Dataset entries:

--------------------------------

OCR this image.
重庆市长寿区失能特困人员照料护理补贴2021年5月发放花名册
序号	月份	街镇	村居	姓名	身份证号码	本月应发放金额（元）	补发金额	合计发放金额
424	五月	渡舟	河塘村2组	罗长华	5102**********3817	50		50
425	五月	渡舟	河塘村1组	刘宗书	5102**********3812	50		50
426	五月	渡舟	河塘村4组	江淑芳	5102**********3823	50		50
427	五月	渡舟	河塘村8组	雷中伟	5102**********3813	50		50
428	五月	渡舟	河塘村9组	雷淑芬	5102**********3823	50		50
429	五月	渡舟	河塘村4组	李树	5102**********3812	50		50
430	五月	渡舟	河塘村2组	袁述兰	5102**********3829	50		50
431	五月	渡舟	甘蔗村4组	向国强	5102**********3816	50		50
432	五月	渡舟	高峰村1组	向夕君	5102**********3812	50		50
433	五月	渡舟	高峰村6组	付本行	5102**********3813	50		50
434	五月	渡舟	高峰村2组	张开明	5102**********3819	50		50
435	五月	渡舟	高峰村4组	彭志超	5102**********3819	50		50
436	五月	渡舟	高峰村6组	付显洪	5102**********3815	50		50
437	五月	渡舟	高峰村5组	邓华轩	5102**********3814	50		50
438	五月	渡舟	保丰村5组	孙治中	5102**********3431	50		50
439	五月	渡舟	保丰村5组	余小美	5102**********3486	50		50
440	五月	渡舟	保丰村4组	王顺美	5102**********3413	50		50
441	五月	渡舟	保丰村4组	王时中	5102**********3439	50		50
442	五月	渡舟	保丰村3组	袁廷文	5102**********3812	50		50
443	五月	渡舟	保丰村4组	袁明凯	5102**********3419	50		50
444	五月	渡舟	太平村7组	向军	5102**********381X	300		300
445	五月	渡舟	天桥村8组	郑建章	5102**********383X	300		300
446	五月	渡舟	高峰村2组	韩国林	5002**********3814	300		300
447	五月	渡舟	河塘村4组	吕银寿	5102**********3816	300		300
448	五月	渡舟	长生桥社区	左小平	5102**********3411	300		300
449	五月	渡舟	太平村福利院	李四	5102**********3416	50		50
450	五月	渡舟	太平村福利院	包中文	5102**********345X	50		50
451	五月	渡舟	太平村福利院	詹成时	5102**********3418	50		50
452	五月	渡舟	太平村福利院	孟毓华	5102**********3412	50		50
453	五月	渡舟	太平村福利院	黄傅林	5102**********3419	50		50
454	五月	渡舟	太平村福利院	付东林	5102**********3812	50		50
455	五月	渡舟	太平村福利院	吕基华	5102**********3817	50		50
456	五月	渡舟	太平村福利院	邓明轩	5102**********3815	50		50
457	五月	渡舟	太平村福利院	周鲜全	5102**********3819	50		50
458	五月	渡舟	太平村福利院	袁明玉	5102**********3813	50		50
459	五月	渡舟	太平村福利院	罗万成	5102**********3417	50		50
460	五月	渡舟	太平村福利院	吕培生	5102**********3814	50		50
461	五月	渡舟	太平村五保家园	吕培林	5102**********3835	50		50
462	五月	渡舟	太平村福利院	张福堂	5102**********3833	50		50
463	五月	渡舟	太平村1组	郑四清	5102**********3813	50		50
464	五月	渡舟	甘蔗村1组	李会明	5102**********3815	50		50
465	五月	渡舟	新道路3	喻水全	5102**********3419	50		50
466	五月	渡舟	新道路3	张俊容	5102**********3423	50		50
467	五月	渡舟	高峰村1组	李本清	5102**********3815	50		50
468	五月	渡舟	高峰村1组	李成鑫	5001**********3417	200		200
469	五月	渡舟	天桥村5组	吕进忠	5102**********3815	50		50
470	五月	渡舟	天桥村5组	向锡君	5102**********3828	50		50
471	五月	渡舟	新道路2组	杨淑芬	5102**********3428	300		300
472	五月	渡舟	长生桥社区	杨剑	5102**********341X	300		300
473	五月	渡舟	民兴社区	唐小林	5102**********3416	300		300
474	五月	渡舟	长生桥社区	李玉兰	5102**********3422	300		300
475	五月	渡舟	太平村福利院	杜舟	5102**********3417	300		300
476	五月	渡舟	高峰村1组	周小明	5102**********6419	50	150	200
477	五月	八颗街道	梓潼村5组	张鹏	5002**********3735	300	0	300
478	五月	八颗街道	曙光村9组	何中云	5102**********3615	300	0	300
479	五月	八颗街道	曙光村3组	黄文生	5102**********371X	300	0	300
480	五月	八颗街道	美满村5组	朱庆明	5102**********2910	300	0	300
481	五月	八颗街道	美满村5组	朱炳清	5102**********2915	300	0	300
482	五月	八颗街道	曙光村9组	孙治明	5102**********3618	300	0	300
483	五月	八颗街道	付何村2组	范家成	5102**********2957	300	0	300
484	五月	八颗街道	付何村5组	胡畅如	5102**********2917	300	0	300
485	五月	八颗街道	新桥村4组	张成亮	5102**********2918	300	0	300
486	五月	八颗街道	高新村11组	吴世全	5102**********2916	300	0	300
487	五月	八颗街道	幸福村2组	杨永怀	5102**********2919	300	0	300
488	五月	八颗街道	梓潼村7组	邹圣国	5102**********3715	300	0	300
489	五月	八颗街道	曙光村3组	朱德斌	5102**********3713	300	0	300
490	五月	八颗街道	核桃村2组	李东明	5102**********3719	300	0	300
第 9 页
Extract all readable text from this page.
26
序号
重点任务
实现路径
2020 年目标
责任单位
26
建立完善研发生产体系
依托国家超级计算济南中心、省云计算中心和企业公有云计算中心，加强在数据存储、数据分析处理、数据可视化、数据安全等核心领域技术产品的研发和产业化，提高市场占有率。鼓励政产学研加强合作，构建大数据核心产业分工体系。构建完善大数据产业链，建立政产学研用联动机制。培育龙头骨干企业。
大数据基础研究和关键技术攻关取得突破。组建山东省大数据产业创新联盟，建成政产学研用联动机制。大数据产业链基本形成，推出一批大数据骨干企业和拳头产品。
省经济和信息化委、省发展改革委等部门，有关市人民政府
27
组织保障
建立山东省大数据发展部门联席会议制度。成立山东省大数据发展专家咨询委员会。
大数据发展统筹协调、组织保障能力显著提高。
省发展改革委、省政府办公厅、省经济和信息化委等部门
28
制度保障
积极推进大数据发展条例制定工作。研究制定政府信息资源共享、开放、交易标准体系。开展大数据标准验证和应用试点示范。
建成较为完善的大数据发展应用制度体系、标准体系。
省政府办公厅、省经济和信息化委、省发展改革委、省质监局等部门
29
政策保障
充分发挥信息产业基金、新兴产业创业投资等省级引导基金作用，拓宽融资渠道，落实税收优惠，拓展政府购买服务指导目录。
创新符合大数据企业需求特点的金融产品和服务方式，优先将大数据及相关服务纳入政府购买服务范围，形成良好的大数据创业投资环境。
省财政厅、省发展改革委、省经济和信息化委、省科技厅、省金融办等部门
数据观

--------------------------------

Print the records above exactly as they appear.

§ **CORRECT RESPONSE**:
OCR this image.
重庆市长寿区失能特困人员照料护理补贴2021年5月发放花名册
序号	月份	街镇	村居	姓名	身份证号码	本月应发放金额（元）	补发金额	合计发放金额
424	五月	渡舟	河塘村2组	罗长华	5102**********3817	50		50
425	五月	渡舟	河塘村1组	刘宗书	5102**********3812	50		50
426	五月	渡舟	河塘村4组	江淑芳	5102**********3823	50		50
427	五月	渡舟	河塘村8组	雷中伟	5102**********3813	50		50
428	五月	渡舟	河塘村9组	雷淑芬	5102**********3823	50		50
429	五月	渡舟	河塘村4组	李树	5102**********3812	50		50
430	五月	渡舟	河塘村2组	袁述兰	5102**********3829	50		50
431	五月	渡舟	甘蔗村4组	向国强	5102**********3816	50		50
432	五月	渡舟	高峰村1组	向夕君	5102**********3812	50		50
433	五月	渡舟	高峰村6组	付本行	5102**********3813	50		50
434	五月	渡舟	高峰村2组	张开明	5102**********3819	50		50
435	五月	渡舟	高峰村4组	彭志超	5102**********3819	50		50
436	五月	渡舟	高峰村6组	付显洪	5102**********3815	50		50
437	五月	渡舟	高峰村5组	邓华轩	5102**********3814	50		50
438	五月	渡舟	保丰村5组	孙治中	5102**********3431	50		50
439	五月	渡舟	保丰村5组	余小美	5102**********3486	50		50
440	五月	渡舟	保丰村4组	王顺美	5102**********3413	50		50
441	五月	渡舟	保丰村4组	王时中	5102**********3439	50		50
442	五月	渡舟	保丰村3组	袁廷文	5102**********3812	50		50
443	五月	渡舟	保丰村4组	袁明凯	5102**********3419	50		50
444	五月	渡舟	太平村7组	向军	5102**********381X	300		300
445	五月	渡舟	天桥村8组	郑建章	5102**********383X	300		300
446	五月	渡舟	高峰村2组	韩国林	5002**********3814	300		300
447	五月	渡舟	河塘村4组	吕银寿	5102**********3816	300		300
448	五月	渡舟	长生桥社区	左小平	5102**********3411	300		300
449	五月	渡舟	太平村福利院	李四	5102**********3416	50		50
450	五月	渡舟	太平村福利院	包中文	5102**********345X	50		50
451	五月	渡舟	太平村福利院	詹成时	5102**********3418	50		50
452	五月	渡舟	太平村福利院	孟毓华	5102**********3412	50		50
453	五月	渡舟	太平村福利院	黄傅林	5102**********3419	50		50
454	五月	渡舟	太平村福利院	付东林	5102**********3812	50		50
455	五月	渡舟	太平村福利院	吕基华	5102**********3817	50		50
456	五月	渡舟	太平村福利院	邓明轩	5102**********3815	50		50
457	五月	渡舟	太平村福利院	周鲜全	5102**********3819	50		50
458	五月	渡舟	太平村福利院	袁明玉	5102**********3813	50		50
459	五月	渡舟	太平村福利院	罗万成	5102**********3417	50		50
460	五月	渡舟	太平村福利院	吕培生	5102**********3814	50		50
461	五月	渡舟	太平村五保家园	吕培林	5102**********3835	50		50
462	五月	渡舟	太平村福利院	张福堂	5102**********3833	50		50
463	五月	渡舟	太平村1组	郑四清	5102**********3813	50		50
464	五月	渡舟	甘蔗村1组	李会明	5102**********3815	50		50
465	五月	渡舟	新道路3	喻水全	5102**********3419	50		50
466	五月	渡舟	新道路3	张俊容	5102**********3423	50		50
467	五月	渡舟	高峰村1组	李本清	5102**********3815	50		50
468	五月	渡舟	高峰村1组	李成鑫	5001**********3417	200		200
469	五月	渡舟	天桥村5组	吕进忠	5102**********3815	50		50
470	五月	渡舟	天桥村5组	向锡君	5102**********3828	50		50
471	五月	渡舟	新道路2组	杨淑芬	5102**********3428	300		300
472	五月	渡舟	长生桥社区	杨剑	5102**********341X	300		300
473	五月	渡舟	民兴社区	唐小林	5102**********3416	300		300
474	五月	渡舟	长生桥社区	李玉兰	5102**********3422	300		300
475	五月	渡舟	太平村福利院	杜舟	5102**********3417	300		300
476	五月	渡舟	高峰村1组	周小明	5102**********6419	50	150	200
477	五月	八颗街道	梓潼村5组	张鹏	5002**********3735	300	0	300
478	五月	八颗街道	曙光村9组	何中云	5102**********3615	300	0	300
479	五月	八颗街道	曙光村3组	黄文生	5102**********371X	300	0	300
480	五月	八颗街道	美满村5组	朱庆明	5102**********2910	300	0	300
481	五月	八颗街道	美满村5组	朱炳清	5102**********2915	300	0	300
482	五月	八颗街道	曙光村9组	孙治明	5102**********3618	300	0	300
483	五月	八颗街道	付何村2组	范家成	5102**********2957	300	0	300
484	五月	八颗街道	付何村5组	胡畅如	5102**********2917	300	0	300
485	五月	八颗街道	新桥村4组	张成亮	5102**********2918	300	0	300
486	五月	八颗街道	高新村11组	吴世全	5102**********2916	300	0	300
487	五月	八颗街道	幸福村2组	杨永怀	5102**********2919	300	0	300
488	五月	八颗街道	梓潼村7组	邹圣国	5102**********3715	300	0	300
489	五月	八颗街道	曙光村3组	朱德斌	5102**********3713	300	0	300
490	五月	八颗街道	核桃村2组	李东明	5102**********3719	300	0	300
第 9 页
Extract all readable text from this page.
26
序号
重点任务
实现路径
2020 年目标
责任单位
26
建立完善研发生产体系
依托国家超级计算济南中心、省云计算中心和企业公有云计算中心，加强在数据存储、数据分析处理、数据可视化、数据安全等核心领域技术产品的研发和产业化，提高市场占有率。鼓励政产学研加强合作，构建大数据核心产业分工体系。构建完善大数据产业链，建立政产学研用联动机制。培育龙头骨干企业。
大数据基础研究和关键技术攻关取得突破。组建山东省大数据产业创新联盟，建成政产学研用联动机制。大数据产业链基本形成，推出一批大数据骨干企业和拳头产品。
省经济和信息化委、省发展改革委等部门，有关市人民政府
27
组织保障
建立山东省大数据发展部门联席会议制度。成立山东省大数据发展专家咨询委员会。
大数据发展统筹协调、组织保障能力显著提高。
省发展改革委、省政府办公厅、省经济和信息化委等部门
28
制度保障
积极推进大数据发展条例制定工作。研究制定政府信息资源共享、开放、交易标准体系。开展大数据标准验证和应用试点示范。
建成较为完善的大数据发展应用制度体系、标准体系。
省政府办公厅、省经济和信息化委、省发展改革委、省质监局等部门
29
政策保障
充分发挥信息产业基金、新兴产业创业投资等省级引导基金作用，拓宽融资渠道，落实税收优惠，拓展政府购买服务指导目录。
创新符合大数据企业需求特点的金融产品和服务方式，优先将大数据及相关服务纳入政府购买服务范围，形成良好的大数据创业投资环境。
省财政厅、省发展改革委、省经济和信息化委、省科技厅、省金融办等部门
数据观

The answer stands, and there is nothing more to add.